# PROVIDED INFORMATION
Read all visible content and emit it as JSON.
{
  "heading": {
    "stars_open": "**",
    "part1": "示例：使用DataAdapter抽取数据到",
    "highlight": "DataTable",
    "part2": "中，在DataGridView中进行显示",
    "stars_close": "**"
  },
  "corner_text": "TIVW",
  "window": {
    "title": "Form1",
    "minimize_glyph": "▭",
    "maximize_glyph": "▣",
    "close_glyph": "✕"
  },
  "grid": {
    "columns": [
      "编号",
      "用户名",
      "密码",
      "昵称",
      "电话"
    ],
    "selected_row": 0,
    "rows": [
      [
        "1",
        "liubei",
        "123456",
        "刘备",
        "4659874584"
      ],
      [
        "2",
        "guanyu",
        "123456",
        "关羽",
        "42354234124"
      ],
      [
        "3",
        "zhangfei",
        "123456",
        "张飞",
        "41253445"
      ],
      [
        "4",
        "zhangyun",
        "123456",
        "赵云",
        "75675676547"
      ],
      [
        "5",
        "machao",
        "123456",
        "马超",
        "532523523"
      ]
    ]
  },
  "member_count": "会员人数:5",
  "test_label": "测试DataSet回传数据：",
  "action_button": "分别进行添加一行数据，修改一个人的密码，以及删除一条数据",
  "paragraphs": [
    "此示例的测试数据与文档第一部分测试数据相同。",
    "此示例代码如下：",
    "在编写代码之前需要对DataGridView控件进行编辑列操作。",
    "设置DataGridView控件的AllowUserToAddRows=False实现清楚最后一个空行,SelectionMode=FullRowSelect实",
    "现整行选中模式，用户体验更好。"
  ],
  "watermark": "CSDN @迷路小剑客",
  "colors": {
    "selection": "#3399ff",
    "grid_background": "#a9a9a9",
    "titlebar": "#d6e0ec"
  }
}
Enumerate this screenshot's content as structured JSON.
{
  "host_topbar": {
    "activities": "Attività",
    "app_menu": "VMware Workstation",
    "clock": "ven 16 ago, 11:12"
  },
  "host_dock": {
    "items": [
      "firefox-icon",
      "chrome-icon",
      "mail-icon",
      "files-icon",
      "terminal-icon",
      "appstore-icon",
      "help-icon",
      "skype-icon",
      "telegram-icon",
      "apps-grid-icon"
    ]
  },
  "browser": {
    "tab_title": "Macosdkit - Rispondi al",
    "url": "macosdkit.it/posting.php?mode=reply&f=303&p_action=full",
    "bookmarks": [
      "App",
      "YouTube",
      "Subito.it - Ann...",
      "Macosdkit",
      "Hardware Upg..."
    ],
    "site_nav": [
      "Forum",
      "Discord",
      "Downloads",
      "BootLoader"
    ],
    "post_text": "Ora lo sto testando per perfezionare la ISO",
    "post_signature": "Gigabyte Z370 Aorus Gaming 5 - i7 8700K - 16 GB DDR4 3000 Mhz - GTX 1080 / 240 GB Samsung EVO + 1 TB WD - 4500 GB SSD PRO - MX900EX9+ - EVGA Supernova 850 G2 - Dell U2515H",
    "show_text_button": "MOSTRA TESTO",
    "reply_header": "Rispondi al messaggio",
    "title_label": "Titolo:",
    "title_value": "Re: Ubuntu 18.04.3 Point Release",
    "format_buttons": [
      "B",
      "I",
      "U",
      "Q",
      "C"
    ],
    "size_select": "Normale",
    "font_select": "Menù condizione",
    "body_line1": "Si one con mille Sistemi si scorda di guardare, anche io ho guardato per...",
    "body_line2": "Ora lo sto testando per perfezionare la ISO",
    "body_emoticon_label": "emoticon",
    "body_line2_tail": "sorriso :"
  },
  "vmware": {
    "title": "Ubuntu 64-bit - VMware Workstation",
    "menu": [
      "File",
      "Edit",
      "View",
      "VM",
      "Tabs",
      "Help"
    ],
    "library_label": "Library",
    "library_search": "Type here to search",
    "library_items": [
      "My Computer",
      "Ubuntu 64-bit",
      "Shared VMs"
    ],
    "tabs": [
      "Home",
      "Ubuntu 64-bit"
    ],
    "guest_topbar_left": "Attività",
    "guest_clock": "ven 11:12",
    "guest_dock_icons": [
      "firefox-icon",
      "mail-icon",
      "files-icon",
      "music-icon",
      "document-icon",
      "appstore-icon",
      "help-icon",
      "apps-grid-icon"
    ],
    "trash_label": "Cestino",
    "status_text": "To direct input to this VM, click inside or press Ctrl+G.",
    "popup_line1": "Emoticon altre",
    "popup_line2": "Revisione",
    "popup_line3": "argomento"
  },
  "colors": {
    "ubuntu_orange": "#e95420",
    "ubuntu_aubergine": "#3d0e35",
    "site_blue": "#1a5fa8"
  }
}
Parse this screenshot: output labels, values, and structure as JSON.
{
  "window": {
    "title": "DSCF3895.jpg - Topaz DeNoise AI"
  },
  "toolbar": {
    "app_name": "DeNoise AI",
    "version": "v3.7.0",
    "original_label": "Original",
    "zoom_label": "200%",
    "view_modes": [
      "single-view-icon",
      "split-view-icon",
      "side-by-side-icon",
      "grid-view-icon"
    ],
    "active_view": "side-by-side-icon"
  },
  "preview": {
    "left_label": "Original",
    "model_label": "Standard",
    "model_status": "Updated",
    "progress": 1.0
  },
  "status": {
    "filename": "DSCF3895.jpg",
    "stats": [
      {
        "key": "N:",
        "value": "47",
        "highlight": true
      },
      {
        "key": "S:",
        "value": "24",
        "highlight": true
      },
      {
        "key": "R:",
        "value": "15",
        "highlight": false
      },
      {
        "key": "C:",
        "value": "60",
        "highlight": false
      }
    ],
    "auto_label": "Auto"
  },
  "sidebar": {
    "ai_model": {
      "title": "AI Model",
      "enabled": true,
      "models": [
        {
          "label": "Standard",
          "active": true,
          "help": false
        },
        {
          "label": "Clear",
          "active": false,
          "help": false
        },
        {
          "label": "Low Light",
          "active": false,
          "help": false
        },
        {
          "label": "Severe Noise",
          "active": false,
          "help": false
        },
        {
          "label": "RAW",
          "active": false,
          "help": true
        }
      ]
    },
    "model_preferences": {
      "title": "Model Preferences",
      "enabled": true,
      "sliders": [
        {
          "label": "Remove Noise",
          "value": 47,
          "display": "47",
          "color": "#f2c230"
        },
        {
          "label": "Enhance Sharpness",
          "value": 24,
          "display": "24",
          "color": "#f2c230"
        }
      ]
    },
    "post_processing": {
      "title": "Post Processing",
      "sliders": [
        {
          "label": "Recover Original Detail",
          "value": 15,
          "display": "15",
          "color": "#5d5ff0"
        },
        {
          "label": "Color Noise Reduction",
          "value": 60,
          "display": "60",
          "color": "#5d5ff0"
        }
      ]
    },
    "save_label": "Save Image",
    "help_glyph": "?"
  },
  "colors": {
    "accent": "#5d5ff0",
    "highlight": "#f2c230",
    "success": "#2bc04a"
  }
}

# TASK DIRECTIONS
Work out how many lines above have the string "content" in them, and give only the number.

# FULL RESPONSE
2